[BEGIN Supplied records]

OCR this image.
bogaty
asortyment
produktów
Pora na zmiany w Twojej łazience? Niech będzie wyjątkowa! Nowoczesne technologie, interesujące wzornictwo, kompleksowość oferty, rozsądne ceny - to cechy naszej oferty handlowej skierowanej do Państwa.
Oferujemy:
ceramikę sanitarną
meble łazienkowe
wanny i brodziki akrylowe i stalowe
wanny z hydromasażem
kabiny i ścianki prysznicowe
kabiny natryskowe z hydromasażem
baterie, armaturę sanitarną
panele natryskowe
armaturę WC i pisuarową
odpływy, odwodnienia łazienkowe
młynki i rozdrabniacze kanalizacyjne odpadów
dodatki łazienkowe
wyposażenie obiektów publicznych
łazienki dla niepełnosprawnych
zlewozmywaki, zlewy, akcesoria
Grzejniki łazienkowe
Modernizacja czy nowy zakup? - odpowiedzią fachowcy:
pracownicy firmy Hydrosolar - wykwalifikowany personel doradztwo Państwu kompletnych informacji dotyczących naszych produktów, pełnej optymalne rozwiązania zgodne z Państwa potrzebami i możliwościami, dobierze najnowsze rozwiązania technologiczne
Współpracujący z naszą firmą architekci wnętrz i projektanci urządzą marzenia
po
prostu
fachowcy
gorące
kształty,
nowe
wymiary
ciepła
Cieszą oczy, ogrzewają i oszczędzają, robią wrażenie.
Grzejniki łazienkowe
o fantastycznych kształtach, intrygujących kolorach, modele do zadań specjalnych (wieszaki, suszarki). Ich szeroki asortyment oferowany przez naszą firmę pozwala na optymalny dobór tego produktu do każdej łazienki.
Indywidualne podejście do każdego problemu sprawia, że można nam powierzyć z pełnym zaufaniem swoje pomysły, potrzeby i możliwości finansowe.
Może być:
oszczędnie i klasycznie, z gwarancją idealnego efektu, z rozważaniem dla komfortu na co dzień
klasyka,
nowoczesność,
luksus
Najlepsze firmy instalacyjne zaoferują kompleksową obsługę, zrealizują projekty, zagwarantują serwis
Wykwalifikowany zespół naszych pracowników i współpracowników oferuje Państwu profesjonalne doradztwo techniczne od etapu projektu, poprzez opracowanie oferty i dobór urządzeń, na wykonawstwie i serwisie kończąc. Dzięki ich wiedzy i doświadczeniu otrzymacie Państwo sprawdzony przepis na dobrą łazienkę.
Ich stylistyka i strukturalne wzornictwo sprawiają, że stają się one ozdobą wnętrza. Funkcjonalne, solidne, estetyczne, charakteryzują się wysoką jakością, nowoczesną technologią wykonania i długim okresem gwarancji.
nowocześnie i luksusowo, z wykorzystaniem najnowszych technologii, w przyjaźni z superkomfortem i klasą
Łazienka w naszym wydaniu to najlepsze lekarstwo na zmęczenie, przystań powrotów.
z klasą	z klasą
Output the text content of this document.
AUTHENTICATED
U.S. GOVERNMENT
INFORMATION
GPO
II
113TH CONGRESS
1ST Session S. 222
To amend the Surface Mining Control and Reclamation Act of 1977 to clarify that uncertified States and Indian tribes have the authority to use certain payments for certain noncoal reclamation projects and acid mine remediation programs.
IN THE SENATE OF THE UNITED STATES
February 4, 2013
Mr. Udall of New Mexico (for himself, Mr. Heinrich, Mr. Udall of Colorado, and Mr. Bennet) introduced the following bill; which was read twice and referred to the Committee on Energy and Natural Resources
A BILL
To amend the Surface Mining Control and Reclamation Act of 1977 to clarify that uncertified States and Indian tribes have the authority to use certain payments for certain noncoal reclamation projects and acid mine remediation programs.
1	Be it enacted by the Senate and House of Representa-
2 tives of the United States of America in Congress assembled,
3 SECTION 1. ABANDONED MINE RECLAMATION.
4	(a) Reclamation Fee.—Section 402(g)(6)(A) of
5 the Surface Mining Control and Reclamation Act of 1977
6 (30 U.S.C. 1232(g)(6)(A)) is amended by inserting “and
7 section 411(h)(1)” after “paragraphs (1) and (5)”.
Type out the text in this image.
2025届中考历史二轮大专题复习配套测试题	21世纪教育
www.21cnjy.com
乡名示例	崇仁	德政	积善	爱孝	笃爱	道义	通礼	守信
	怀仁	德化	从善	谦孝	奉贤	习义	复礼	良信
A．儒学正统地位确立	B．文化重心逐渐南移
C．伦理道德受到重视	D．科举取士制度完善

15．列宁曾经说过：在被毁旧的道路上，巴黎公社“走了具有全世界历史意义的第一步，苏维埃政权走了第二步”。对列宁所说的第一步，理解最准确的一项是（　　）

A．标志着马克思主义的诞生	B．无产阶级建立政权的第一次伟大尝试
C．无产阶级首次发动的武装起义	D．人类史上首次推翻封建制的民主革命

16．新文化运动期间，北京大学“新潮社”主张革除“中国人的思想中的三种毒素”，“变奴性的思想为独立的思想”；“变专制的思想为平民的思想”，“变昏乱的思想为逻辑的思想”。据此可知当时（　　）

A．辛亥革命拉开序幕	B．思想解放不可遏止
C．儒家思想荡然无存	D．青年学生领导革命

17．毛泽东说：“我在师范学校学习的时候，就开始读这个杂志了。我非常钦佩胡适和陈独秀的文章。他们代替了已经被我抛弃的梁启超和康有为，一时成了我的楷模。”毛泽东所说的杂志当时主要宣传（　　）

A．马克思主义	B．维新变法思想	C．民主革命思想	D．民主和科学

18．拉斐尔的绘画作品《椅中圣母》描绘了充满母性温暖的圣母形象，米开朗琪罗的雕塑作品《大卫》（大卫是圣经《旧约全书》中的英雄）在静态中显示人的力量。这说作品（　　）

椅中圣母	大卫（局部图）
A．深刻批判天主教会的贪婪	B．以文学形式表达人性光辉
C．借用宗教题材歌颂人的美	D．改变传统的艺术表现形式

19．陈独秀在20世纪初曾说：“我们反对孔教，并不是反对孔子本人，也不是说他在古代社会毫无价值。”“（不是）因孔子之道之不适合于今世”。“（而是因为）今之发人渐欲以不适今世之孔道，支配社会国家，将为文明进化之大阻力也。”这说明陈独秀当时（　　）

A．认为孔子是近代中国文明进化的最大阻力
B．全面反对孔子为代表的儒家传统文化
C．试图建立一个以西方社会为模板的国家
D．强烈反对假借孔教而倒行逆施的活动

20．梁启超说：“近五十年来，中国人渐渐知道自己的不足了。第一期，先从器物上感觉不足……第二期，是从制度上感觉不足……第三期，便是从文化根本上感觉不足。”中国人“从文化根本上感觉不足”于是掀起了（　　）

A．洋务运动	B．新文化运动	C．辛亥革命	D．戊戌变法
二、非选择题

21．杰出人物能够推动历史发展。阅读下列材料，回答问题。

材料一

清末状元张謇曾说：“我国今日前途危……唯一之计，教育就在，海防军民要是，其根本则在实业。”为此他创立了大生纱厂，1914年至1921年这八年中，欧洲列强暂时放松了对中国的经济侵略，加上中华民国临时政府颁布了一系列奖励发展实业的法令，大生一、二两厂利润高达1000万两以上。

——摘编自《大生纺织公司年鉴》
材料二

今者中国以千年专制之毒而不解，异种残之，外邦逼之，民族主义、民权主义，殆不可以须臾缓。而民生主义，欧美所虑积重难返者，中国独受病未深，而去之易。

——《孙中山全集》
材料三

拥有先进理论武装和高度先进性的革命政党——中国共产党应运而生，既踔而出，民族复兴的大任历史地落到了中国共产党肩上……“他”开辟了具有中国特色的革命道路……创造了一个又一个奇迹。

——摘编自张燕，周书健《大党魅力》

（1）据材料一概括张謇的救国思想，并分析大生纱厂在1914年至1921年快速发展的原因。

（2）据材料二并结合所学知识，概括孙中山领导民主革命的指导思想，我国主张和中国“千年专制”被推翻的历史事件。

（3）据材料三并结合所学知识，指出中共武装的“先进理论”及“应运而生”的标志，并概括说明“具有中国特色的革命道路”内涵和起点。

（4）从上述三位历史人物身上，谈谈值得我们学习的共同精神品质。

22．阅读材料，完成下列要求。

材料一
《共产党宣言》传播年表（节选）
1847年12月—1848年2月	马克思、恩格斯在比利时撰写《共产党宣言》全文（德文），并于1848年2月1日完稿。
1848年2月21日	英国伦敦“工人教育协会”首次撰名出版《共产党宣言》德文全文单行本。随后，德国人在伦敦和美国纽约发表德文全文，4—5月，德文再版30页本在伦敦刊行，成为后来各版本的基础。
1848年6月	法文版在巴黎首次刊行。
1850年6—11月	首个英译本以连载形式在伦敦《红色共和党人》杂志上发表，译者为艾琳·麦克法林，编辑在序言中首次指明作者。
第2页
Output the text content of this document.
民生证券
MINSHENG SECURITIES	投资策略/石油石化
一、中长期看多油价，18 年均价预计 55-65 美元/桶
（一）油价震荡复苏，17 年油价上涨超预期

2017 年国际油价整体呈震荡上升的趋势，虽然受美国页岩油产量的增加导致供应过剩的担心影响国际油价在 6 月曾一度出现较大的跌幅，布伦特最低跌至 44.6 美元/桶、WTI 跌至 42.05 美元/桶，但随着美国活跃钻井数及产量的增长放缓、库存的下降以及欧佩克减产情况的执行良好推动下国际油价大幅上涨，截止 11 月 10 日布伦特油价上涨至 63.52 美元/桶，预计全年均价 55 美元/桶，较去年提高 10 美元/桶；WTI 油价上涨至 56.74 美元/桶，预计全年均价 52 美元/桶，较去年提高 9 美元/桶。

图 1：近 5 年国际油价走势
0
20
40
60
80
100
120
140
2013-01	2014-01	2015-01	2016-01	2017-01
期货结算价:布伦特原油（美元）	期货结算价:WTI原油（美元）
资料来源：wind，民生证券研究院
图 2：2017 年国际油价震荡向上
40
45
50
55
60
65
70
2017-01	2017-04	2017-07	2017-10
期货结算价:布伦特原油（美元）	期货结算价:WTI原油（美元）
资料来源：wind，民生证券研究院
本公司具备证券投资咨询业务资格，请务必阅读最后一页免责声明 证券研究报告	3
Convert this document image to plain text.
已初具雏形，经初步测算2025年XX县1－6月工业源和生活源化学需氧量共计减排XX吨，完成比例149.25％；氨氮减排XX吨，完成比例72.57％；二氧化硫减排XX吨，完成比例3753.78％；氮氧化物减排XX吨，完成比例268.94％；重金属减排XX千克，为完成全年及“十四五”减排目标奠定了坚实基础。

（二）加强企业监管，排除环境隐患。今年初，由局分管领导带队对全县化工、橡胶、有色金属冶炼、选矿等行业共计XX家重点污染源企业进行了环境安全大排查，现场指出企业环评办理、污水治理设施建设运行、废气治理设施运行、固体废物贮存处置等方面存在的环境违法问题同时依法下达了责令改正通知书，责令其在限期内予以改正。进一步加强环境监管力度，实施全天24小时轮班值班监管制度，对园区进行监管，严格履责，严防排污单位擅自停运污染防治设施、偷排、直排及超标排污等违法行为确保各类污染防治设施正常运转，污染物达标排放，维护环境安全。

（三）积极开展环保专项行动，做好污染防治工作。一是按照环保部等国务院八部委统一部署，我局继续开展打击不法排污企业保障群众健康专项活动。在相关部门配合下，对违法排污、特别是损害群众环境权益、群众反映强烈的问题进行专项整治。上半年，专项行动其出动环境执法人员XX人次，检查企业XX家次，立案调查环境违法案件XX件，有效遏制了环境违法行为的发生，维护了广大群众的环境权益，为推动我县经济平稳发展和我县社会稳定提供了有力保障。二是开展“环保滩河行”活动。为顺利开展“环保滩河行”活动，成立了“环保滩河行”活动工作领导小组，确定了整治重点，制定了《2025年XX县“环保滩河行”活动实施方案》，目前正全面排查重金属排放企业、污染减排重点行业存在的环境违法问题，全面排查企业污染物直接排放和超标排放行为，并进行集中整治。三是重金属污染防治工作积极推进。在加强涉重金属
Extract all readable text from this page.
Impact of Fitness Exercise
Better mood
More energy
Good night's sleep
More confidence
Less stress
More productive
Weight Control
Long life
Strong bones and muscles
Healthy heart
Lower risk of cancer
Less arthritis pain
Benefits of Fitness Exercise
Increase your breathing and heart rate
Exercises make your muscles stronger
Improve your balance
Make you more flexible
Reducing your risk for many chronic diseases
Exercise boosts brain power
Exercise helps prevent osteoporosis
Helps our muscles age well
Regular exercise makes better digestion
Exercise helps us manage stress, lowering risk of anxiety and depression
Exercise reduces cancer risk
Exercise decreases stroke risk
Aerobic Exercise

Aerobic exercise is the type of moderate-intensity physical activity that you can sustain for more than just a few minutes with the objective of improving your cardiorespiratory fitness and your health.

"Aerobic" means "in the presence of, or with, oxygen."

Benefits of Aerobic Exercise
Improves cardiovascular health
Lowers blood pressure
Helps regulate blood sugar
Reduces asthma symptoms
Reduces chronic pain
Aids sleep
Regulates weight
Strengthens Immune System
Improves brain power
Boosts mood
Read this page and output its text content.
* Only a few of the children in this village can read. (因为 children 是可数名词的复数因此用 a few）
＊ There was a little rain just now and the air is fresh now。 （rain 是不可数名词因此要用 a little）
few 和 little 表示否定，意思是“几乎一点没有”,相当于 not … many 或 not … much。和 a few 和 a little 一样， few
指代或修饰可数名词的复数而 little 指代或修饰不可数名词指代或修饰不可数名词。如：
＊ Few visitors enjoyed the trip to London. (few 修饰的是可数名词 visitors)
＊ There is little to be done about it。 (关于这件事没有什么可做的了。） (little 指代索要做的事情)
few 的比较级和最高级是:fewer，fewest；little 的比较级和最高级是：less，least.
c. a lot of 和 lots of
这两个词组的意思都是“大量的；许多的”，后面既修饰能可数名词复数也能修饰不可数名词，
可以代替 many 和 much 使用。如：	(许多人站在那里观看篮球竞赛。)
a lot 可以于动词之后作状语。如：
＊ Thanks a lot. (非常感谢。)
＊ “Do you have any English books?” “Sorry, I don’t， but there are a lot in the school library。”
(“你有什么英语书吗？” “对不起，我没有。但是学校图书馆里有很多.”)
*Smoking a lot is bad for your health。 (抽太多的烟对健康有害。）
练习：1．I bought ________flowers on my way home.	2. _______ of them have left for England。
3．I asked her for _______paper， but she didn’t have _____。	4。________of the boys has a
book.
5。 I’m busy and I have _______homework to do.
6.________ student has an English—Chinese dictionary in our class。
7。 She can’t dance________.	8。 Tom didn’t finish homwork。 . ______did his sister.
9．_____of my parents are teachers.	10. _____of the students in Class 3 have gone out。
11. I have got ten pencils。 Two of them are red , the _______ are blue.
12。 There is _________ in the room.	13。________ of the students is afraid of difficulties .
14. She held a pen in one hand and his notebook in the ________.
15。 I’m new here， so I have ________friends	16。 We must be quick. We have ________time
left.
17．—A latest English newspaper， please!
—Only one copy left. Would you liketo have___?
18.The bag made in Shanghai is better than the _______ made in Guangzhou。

[END Supplied records]

» **Prompt**: Look through the data above. Copy every line with the string "didn" in it.

» **Answer to this problem**:
3．I asked her for _______paper， but she didn’t have _____。	4。________of the boys has a
7。 She can’t dance________.	8。 Tom didn’t finish homwork。 . ______did his sister.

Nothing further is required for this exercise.